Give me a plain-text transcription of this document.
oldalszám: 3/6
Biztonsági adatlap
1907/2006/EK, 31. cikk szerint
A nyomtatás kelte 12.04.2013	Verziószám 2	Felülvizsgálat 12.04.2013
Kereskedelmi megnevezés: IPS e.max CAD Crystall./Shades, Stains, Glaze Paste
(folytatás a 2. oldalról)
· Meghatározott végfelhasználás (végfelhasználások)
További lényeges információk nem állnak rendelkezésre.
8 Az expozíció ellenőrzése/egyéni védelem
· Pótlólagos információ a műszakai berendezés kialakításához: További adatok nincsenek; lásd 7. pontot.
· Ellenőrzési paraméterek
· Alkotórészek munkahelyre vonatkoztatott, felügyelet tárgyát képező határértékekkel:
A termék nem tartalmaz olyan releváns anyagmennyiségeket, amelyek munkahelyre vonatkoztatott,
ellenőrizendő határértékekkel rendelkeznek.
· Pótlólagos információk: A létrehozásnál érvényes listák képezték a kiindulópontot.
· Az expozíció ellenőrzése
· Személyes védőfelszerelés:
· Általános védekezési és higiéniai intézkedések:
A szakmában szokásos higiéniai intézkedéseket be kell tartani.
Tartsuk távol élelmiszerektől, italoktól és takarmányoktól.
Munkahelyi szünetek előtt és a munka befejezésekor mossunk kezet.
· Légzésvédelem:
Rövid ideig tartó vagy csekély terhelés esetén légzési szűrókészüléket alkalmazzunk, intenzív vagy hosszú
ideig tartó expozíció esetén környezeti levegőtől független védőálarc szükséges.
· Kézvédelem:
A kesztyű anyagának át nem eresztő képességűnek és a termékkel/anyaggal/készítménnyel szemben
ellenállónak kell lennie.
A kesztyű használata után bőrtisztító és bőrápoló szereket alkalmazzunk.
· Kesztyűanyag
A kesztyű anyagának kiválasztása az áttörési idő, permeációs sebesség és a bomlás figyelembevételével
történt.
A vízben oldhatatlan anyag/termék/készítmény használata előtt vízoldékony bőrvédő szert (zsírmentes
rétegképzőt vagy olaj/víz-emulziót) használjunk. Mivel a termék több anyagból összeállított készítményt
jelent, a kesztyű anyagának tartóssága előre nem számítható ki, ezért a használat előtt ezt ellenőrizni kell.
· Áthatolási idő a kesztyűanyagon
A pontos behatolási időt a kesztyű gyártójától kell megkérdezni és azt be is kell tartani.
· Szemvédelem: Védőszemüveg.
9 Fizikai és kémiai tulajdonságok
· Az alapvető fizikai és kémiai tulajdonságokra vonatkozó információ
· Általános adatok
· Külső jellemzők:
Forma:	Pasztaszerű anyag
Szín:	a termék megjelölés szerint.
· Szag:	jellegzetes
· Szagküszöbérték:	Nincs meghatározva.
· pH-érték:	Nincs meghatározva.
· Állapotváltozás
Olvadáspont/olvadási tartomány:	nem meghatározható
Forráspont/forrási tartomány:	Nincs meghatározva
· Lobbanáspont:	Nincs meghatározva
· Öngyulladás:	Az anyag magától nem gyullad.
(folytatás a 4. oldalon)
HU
+---+
* **Stated task**
Take every line from the records above that has the word "munkahelyre" and copy it.

* **Written response**
· Alkotórészek munkahelyre vonatkoztatott, felügyelet tárgyát képező határértékekkel:
A termék nem tartalmaz olyan releváns anyagmennyiségeket, amelyek munkahelyre vonatkoztatott,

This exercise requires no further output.